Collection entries
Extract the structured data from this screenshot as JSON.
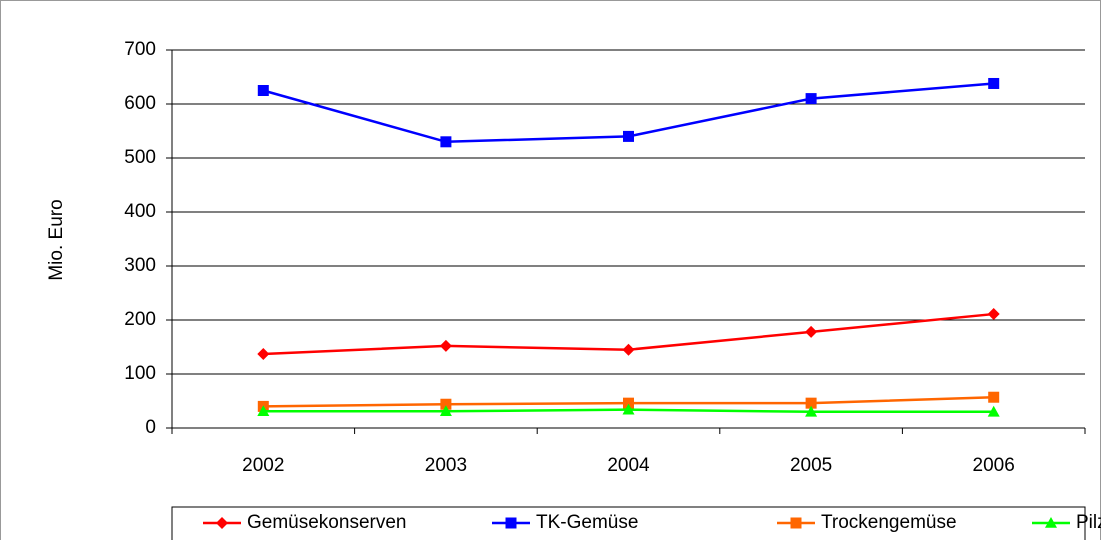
{
  "chart_data": {
    "type": "line",
    "y_label": "Mio. Euro",
    "categories": [
      "2002",
      "2003",
      "2004",
      "2005",
      "2006"
    ],
    "series": [
      {
        "name": "Gemüsekonserven",
        "color": "#ff0000",
        "marker": "diamond",
        "values": [
          137,
          152,
          145,
          178,
          211
        ]
      },
      {
        "name": "TK-Gemüse",
        "color": "#0000ff",
        "marker": "square",
        "values": [
          625,
          530,
          540,
          610,
          638
        ]
      },
      {
        "name": "Trockengemüse",
        "color": "#ff6600",
        "marker": "square",
        "values": [
          40,
          44,
          46,
          46,
          57
        ]
      },
      {
        "name": "Pilze",
        "color": "#00ff00",
        "marker": "triangle",
        "values": [
          31,
          31,
          34,
          30,
          30
        ]
      }
    ],
    "ylim": [
      0,
      700
    ],
    "yticks": [
      0,
      100,
      200,
      300,
      400,
      500,
      600,
      700
    ],
    "grid": true,
    "legend": "bottom"
  }
}
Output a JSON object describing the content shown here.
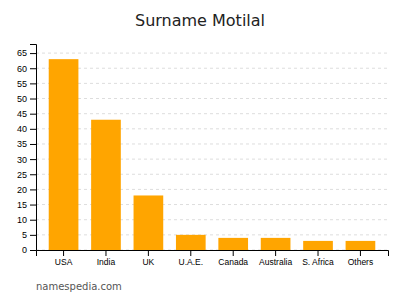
{
  "chart_data": {
    "type": "bar",
    "title": "Surname Motilal",
    "categories": [
      "USA",
      "India",
      "UK",
      "U.A.E.",
      "Canada",
      "Australia",
      "S. Africa",
      "Others"
    ],
    "values": [
      63,
      43,
      18,
      5,
      4,
      4,
      3,
      3
    ],
    "color": "#FFA500",
    "ylim": [
      0,
      68
    ],
    "yticks": [
      0,
      5,
      10,
      15,
      20,
      25,
      30,
      35,
      40,
      45,
      50,
      55,
      60,
      65
    ],
    "grid": true,
    "annotations": [
      "namespedia.com"
    ]
  }
}
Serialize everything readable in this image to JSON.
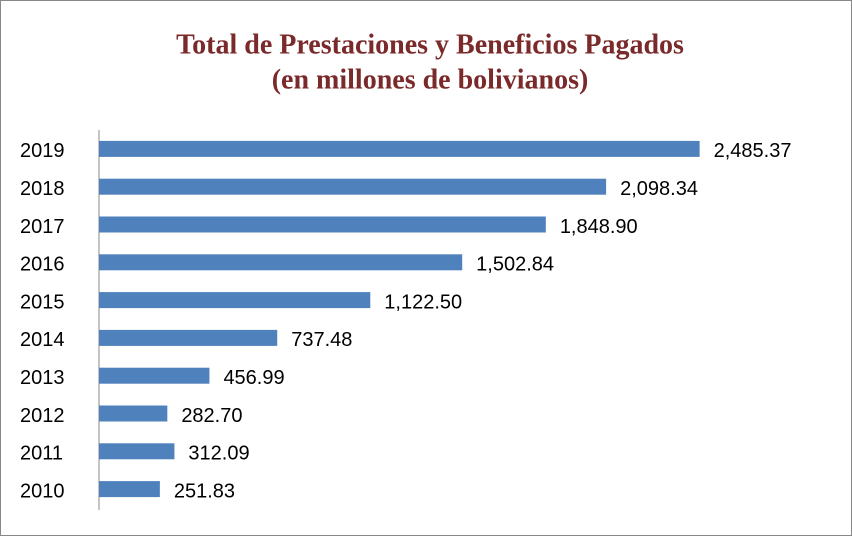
{
  "chart_data": {
    "type": "bar",
    "orientation": "horizontal",
    "title_lines": [
      "Total de Prestaciones y Beneficios Pagados",
      "(en millones de bolivianos)"
    ],
    "categories": [
      "2019",
      "2018",
      "2017",
      "2016",
      "2015",
      "2014",
      "2013",
      "2012",
      "2011",
      "2010"
    ],
    "values": [
      2485.37,
      2098.34,
      1848.9,
      1502.84,
      1122.5,
      737.48,
      456.99,
      282.7,
      312.09,
      251.83
    ],
    "value_labels": [
      "2,485.37",
      "2,098.34",
      "1,848.90",
      "1,502.84",
      "1,122.50",
      "737.48",
      "456.99",
      "282.70",
      "312.09",
      "251.83"
    ],
    "color": "#4f81bd",
    "xlim": [
      0,
      3000
    ]
  }
}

**Exercise:** Pictures stay out; repeat all the rest of the records exactly.

**Correct answer:**
Extract the structured data from this screenshot as JSON.
{
  "chart_data": {
    "type": "line",
    "y_label": "Mio. Euro",
    "categories": [
      "2002",
      "2003",
      "2004",
      "2005",
      "2006"
    ],
    "series": [
      {
        "name": "Gemüsekonserven",
        "color": "#ff0000",
        "marker": "diamond",
        "values": [
          137,
          152,
          145,
          178,
          211
        ]
      },
      {
        "name": "TK-Gemüse",
        "color": "#0000ff",
        "marker": "square",
        "values": [
          625,
          530,
          540,
          610,
          638
        ]
      },
      {
        "name": "Trockengemüse",
        "color": "#ff6600",
        "marker": "square",
        "values": [
          40,
          44,
          46,
          46,
          57
        ]
      },
      {
        "name": "Pilze",
        "color": "#00ff00",
        "marker": "triangle",
        "values": [
          31,
          31,
          34,
          30,
          30
        ]
      }
    ],
    "ylim": [
      0,
      700
    ],
    "yticks": [
      0,
      100,
      200,
      300,
      400,
      500,
      600,
      700
    ],
    "grid": true,
    "legend": "bottom"
  }
}
Output a JSON object describing the content shown here.
{
  "chart_data": {
    "type": "bar",
    "title": "Surname Motilal",
    "categories": [
      "USA",
      "India",
      "UK",
      "U.A.E.",
      "Canada",
      "Australia",
      "S. Africa",
      "Others"
    ],
    "values": [
      63,
      43,
      18,
      5,
      4,
      4,
      3,
      3
    ],
    "color": "#FFA500",
    "ylim": [
      0,
      68
    ],
    "yticks": [
      0,
      5,
      10,
      15,
      20,
      25,
      30,
      35,
      40,
      45,
      50,
      55,
      60,
      65
    ],
    "grid": true,
    "annotations": [
      "namespedia.com"
    ]
  }
}
Serialize everything readable in this image to JSON.
{
  "chart_data": {
    "type": "bar",
    "orientation": "horizontal",
    "title_lines": [
      "Total de Prestaciones y Beneficios Pagados",
      "(en millones de bolivianos)"
    ],
    "categories": [
      "2019",
      "2018",
      "2017",
      "2016",
      "2015",
      "2014",
      "2013",
      "2012",
      "2011",
      "2010"
    ],
    "values": [
      2485.37,
      2098.34,
      1848.9,
      1502.84,
      1122.5,
      737.48,
      456.99,
      282.7,
      312.09,
      251.83
    ],
    "value_labels": [
      "2,485.37",
      "2,098.34",
      "1,848.90",
      "1,502.84",
      "1,122.50",
      "737.48",
      "456.99",
      "282.70",
      "312.09",
      "251.83"
    ],
    "color": "#4f81bd",
    "xlim": [
      0,
      3000
    ]
  }
}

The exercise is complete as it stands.